▸ **Task brief**
Please extract the part of the items that opens with the first line and closes with the line containing "word-organized: organized bbox=[558, 162, 808, 216]", both included, and copy those lines verbatim.

═════ Entries ═════

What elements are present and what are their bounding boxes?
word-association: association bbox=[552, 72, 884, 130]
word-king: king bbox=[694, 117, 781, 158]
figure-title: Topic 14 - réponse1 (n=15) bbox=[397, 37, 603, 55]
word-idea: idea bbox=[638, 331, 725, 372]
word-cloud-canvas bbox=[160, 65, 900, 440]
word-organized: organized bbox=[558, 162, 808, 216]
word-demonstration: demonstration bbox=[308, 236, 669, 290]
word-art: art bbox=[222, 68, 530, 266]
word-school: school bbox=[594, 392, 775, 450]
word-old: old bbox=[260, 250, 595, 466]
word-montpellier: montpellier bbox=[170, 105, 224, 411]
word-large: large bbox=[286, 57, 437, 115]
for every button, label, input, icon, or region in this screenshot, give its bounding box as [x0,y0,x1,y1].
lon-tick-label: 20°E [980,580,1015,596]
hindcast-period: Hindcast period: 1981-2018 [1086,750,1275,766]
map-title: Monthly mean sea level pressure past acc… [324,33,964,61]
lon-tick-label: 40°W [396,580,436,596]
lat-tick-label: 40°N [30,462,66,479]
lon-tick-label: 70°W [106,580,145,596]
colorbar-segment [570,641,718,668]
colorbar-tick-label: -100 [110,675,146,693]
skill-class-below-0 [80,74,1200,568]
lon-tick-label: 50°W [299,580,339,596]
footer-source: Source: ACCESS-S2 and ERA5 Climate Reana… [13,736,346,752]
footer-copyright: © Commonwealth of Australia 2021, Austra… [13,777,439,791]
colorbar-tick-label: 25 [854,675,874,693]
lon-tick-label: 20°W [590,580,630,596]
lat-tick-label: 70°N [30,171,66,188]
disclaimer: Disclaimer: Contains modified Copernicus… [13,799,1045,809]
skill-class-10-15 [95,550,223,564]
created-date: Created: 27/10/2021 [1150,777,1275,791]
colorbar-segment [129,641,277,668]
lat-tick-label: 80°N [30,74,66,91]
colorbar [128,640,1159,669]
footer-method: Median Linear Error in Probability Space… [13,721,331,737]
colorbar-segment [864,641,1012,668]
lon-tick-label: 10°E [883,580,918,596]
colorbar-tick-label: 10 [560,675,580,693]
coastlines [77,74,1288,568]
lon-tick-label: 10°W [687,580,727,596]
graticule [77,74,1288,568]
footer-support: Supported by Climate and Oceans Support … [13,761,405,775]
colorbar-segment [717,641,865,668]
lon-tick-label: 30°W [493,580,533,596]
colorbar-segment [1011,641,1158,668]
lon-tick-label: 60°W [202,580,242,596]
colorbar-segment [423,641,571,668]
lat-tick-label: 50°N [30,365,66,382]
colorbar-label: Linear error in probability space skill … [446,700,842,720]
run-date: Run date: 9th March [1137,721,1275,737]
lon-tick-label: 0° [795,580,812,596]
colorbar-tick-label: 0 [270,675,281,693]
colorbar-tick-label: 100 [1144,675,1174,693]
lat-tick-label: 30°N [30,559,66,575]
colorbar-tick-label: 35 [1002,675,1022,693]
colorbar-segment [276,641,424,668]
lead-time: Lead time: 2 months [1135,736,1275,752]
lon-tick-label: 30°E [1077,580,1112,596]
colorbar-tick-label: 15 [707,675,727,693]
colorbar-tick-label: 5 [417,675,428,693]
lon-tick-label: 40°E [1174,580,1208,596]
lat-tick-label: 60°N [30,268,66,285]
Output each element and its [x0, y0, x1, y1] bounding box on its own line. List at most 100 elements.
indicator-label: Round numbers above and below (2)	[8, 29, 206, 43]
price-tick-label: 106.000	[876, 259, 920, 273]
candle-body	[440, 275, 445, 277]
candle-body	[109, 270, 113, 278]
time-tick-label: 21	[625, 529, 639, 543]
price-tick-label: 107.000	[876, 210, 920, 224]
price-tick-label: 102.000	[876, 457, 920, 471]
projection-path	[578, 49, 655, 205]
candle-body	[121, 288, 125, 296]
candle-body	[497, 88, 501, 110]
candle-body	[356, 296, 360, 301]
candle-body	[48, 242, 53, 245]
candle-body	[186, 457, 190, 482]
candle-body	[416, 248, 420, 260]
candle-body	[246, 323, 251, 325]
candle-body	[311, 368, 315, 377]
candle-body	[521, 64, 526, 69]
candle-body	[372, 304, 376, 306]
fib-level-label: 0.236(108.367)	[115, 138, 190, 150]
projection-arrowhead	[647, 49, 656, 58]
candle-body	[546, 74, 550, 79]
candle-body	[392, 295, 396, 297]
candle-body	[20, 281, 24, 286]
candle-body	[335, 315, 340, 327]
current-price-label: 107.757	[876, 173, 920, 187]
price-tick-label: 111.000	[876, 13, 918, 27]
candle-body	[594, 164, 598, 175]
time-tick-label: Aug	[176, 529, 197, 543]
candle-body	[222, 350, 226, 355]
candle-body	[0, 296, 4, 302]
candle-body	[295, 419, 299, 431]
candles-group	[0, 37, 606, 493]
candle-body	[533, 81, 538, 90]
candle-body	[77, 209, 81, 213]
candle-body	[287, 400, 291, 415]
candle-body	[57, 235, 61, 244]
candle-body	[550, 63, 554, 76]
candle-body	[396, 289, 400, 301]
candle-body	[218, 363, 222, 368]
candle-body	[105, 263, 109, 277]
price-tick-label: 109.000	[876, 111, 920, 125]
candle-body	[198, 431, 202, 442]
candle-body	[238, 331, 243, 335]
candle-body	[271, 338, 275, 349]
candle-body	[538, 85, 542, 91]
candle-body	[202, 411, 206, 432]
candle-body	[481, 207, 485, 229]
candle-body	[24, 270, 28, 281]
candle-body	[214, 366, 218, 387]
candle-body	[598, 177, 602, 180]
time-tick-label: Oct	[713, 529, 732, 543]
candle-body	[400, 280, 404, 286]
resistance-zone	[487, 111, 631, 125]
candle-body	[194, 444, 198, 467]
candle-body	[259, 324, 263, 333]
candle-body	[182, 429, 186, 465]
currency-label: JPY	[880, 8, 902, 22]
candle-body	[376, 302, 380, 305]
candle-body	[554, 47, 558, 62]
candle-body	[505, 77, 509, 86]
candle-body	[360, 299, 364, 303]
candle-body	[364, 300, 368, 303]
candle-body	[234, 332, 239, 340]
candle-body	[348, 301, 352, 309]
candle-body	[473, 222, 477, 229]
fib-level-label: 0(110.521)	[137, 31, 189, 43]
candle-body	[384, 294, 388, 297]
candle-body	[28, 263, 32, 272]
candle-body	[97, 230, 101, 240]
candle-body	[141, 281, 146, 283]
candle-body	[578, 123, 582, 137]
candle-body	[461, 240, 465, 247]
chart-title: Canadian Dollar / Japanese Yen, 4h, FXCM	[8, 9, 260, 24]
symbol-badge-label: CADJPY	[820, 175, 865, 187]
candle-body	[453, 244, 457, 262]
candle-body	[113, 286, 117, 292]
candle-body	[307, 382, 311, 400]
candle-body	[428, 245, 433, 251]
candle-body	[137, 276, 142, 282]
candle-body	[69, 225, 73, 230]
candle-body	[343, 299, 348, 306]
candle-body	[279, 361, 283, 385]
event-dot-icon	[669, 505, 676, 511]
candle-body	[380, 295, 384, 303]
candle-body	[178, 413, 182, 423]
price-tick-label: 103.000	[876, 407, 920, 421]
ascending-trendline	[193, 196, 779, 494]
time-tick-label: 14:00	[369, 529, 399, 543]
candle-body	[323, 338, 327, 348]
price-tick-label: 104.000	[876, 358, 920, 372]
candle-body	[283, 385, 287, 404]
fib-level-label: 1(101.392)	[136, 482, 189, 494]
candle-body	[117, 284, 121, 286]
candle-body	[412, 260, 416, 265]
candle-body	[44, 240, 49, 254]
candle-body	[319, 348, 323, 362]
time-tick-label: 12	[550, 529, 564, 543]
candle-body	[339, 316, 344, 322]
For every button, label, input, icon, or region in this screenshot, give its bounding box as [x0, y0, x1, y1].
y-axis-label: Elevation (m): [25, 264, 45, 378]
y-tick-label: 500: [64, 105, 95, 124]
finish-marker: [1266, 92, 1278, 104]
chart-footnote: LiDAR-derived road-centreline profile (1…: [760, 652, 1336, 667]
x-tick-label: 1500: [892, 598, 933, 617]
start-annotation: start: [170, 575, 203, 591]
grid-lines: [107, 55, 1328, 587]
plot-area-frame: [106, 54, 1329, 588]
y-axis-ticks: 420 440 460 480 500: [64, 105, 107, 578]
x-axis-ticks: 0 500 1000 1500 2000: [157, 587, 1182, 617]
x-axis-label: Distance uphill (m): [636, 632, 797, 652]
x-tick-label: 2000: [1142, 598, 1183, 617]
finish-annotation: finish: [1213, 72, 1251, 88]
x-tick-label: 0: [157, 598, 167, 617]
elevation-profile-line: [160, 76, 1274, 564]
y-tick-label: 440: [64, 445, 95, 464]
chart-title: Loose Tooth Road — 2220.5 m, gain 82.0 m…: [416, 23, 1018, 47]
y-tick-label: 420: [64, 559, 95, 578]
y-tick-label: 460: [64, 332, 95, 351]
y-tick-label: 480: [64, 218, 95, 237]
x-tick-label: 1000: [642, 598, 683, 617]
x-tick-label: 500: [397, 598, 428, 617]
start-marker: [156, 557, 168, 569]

═════

▸ **Solution for this exercise**
What elements are present and what are their bounding boxes?
word-association: association bbox=[552, 72, 884, 130]
word-king: king bbox=[694, 117, 781, 158]
figure-title: Topic 14 - réponse1 (n=15) bbox=[397, 37, 603, 55]
word-idea: idea bbox=[638, 331, 725, 372]
word-cloud-canvas bbox=[160, 65, 900, 440]
word-organized: organized bbox=[558, 162, 808, 216]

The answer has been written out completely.